══ Data in this exercise ══

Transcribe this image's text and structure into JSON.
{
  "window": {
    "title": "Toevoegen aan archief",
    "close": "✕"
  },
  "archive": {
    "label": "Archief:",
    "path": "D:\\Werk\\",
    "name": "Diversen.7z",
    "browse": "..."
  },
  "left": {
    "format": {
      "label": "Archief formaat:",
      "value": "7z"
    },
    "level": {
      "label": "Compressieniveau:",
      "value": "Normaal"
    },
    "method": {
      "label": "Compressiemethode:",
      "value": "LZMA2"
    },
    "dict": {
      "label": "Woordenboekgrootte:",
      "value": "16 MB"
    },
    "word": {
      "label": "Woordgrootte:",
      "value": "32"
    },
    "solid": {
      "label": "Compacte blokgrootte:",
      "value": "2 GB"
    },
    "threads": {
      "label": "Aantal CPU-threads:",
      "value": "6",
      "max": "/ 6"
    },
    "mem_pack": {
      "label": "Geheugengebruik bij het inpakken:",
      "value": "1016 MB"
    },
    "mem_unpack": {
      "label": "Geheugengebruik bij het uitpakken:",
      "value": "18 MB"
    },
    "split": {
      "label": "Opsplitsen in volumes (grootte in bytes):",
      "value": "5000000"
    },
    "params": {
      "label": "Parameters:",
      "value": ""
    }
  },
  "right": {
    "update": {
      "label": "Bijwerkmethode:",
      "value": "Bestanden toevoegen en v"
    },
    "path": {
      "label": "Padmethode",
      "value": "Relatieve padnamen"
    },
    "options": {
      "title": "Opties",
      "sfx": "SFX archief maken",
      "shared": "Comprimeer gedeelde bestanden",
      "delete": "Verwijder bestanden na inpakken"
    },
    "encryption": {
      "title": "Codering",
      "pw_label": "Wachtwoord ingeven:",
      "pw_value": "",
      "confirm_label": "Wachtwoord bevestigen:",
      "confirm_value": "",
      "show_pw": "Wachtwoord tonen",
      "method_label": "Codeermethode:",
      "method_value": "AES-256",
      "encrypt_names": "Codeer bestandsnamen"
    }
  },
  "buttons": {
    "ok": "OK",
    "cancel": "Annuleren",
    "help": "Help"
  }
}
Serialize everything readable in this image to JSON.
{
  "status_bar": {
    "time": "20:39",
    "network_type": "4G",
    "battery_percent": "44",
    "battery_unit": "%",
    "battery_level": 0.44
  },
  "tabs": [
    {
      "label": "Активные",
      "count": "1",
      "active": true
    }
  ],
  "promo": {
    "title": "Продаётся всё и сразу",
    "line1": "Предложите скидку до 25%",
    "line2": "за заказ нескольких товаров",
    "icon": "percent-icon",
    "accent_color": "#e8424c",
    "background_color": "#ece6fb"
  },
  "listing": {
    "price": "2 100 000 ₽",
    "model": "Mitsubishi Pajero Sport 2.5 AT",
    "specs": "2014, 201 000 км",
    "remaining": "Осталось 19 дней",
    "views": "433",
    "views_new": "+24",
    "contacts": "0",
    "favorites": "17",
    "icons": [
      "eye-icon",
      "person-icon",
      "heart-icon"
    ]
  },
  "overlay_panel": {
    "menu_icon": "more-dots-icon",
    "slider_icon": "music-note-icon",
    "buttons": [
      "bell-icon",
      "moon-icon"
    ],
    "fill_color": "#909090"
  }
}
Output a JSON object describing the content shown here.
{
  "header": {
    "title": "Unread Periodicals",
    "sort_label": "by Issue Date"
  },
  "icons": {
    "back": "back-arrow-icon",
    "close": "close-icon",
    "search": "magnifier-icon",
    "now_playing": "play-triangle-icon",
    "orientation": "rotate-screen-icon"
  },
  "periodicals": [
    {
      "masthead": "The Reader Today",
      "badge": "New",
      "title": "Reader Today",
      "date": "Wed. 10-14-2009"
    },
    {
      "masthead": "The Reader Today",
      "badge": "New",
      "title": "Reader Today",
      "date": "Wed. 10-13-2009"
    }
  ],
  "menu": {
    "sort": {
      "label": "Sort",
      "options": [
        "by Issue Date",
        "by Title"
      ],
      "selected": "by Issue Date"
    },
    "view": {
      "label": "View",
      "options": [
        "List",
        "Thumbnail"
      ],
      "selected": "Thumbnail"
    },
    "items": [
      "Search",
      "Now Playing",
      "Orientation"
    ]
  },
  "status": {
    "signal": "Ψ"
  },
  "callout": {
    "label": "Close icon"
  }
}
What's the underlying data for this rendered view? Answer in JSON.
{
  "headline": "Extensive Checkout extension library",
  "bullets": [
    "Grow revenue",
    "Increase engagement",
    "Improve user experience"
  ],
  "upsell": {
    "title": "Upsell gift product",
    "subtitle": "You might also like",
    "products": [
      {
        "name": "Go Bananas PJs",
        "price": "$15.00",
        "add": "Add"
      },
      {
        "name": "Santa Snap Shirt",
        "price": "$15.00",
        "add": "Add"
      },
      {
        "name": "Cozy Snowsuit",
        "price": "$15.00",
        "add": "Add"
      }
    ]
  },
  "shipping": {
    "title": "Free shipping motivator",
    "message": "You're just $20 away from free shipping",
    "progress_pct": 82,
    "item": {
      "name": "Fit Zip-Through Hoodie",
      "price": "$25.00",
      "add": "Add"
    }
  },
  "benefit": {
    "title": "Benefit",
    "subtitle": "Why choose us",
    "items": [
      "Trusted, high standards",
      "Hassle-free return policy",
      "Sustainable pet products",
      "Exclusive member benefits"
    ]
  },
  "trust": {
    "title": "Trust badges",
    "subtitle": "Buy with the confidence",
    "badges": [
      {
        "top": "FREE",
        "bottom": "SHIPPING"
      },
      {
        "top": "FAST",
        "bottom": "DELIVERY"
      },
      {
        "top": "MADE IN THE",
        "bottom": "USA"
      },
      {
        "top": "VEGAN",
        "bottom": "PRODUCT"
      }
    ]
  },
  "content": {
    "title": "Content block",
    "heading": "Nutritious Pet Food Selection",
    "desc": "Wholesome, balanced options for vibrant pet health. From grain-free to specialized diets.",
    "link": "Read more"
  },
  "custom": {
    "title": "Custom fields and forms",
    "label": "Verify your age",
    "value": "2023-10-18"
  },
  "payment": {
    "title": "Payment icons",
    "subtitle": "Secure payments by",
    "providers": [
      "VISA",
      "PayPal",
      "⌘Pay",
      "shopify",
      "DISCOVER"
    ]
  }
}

═══

*Problem to work on*
The data above must be returned in full, exactly as written.

*Response to the exercise*
Transcribe this image's text and structure into JSON.
{
  "window": {
    "title": "Toevoegen aan archief",
    "close": "✕"
  },
  "archive": {
    "label": "Archief:",
    "path": "D:\\Werk\\",
    "name": "Diversen.7z",
    "browse": "..."
  },
  "left": {
    "format": {
      "label": "Archief formaat:",
      "value": "7z"
    },
    "level": {
      "label": "Compressieniveau:",
      "value": "Normaal"
    },
    "method": {
      "label": "Compressiemethode:",
      "value": "LZMA2"
    },
    "dict": {
      "label": "Woordenboekgrootte:",
      "value": "16 MB"
    },
    "word": {
      "label": "Woordgrootte:",
      "value": "32"
    },
    "solid": {
      "label": "Compacte blokgrootte:",
      "value": "2 GB"
    },
    "threads": {
      "label": "Aantal CPU-threads:",
      "value": "6",
      "max": "/ 6"
    },
    "mem_pack": {
      "label": "Geheugengebruik bij het inpakken:",
      "value": "1016 MB"
    },
    "mem_unpack": {
      "label": "Geheugengebruik bij het uitpakken:",
      "value": "18 MB"
    },
    "split": {
      "label": "Opsplitsen in volumes (grootte in bytes):",
      "value": "5000000"
    },
    "params": {
      "label": "Parameters:",
      "value": ""
    }
  },
  "right": {
    "update": {
      "label": "Bijwerkmethode:",
      "value": "Bestanden toevoegen en v"
    },
    "path": {
      "label": "Padmethode",
      "value": "Relatieve padnamen"
    },
    "options": {
      "title": "Opties",
      "sfx": "SFX archief maken",
      "shared": "Comprimeer gedeelde bestanden",
      "delete": "Verwijder bestanden na inpakken"
    },
    "encryption": {
      "title": "Codering",
      "pw_label": "Wachtwoord ingeven:",
      "pw_value": "",
      "confirm_label": "Wachtwoord bevestigen:",
      "confirm_value": "",
      "show_pw": "Wachtwoord tonen",
      "method_label": "Codeermethode:",
      "method_value": "AES-256",
      "encrypt_names": "Codeer bestandsnamen"
    }
  },
  "buttons": {
    "ok": "OK",
    "cancel": "Annuleren",
    "help": "Help"
  }
}
Serialize everything readable in this image to JSON.
{
  "status_bar": {
    "time": "20:39",
    "network_type": "4G",
    "battery_percent": "44",
    "battery_unit": "%",
    "battery_level": 0.44
  },
  "tabs": [
    {
      "label": "Активные",
      "count": "1",
      "active": true
    }
  ],
  "promo": {
    "title": "Продаётся всё и сразу",
    "line1": "Предложите скидку до 25%",
    "line2": "за заказ нескольких товаров",
    "icon": "percent-icon",
    "accent_color": "#e8424c",
    "background_color": "#ece6fb"
  },
  "listing": {
    "price": "2 100 000 ₽",
    "model": "Mitsubishi Pajero Sport 2.5 AT",
    "specs": "2014, 201 000 км",
    "remaining": "Осталось 19 дней",
    "views": "433",
    "views_new": "+24",
    "contacts": "0",
    "favorites": "17",
    "icons": [
      "eye-icon",
      "person-icon",
      "heart-icon"
    ]
  },
  "overlay_panel": {
    "menu_icon": "more-dots-icon",
    "slider_icon": "music-note-icon",
    "buttons": [
      "bell-icon",
      "moon-icon"
    ],
    "fill_color": "#909090"
  }
}
Output a JSON object describing the content shown here.
{
  "header": {
    "title": "Unread Periodicals",
    "sort_label": "by Issue Date"
  },
  "icons": {
    "back": "back-arrow-icon",
    "close": "close-icon",
    "search": "magnifier-icon",
    "now_playing": "play-triangle-icon",
    "orientation": "rotate-screen-icon"
  },
  "periodicals": [
    {
      "masthead": "The Reader Today",
      "badge": "New",
      "title": "Reader Today",
      "date": "Wed. 10-14-2009"
    },
    {
      "masthead": "The Reader Today",
      "badge": "New",
      "title": "Reader Today",
      "date": "Wed. 10-13-2009"
    }
  ],
  "menu": {
    "sort": {
      "label": "Sort",
      "options": [
        "by Issue Date",
        "by Title"
      ],
      "selected": "by Issue Date"
    },
    "view": {
      "label": "View",
      "options": [
        "List",
        "Thumbnail"
      ],
      "selected": "Thumbnail"
    },
    "items": [
      "Search",
      "Now Playing",
      "Orientation"
    ]
  },
  "status": {
    "signal": "Ψ"
  },
  "callout": {
    "label": "Close icon"
  }
}
What's the underlying data for this rendered view? Answer in JSON.
{
  "headline": "Extensive Checkout extension library",
  "bullets": [
    "Grow revenue",
    "Increase engagement",
    "Improve user experience"
  ],
  "upsell": {
    "title": "Upsell gift product",
    "subtitle": "You might also like",
    "products": [
      {
        "name": "Go Bananas PJs",
        "price": "$15.00",
        "add": "Add"
      },
      {
        "name": "Santa Snap Shirt",
        "price": "$15.00",
        "add": "Add"
      },
      {
        "name": "Cozy Snowsuit",
        "price": "$15.00",
        "add": "Add"
      }
    ]
  },
  "shipping": {
    "title": "Free shipping motivator",
    "message": "You're just $20 away from free shipping",
    "progress_pct": 82,
    "item": {
      "name": "Fit Zip-Through Hoodie",
      "price": "$25.00",
      "add": "Add"
    }
  },
  "benefit": {
    "title": "Benefit",
    "subtitle": "Why choose us",
    "items": [
      "Trusted, high standards",
      "Hassle-free return policy",
      "Sustainable pet products",
      "Exclusive member benefits"
    ]
  },
  "trust": {
    "title": "Trust badges",
    "subtitle": "Buy with the confidence",
    "badges": [
      {
        "top": "FREE",
        "bottom": "SHIPPING"
      },
      {
        "top": "FAST",
        "bottom": "DELIVERY"
      },
      {
        "top": "MADE IN THE",
        "bottom": "USA"
      },
      {
        "top": "VEGAN",
        "bottom": "PRODUCT"
      }
    ]
  },
  "content": {
    "title": "Content block",
    "heading": "Nutritious Pet Food Selection",
    "desc": "Wholesome, balanced options for vibrant pet health. From grain-free to specialized diets.",
    "link": "Read more"
  },
  "custom": {
    "title": "Custom fields and forms",
    "label": "Verify your age",
    "value": "2023-10-18"
  },
  "payment": {
    "title": "Payment icons",
    "subtitle": "Secure payments by",
    "providers": [
      "VISA",
      "PayPal",
      "⌘Pay",
      "shopify",
      "DISCOVER"
    ]
  }
}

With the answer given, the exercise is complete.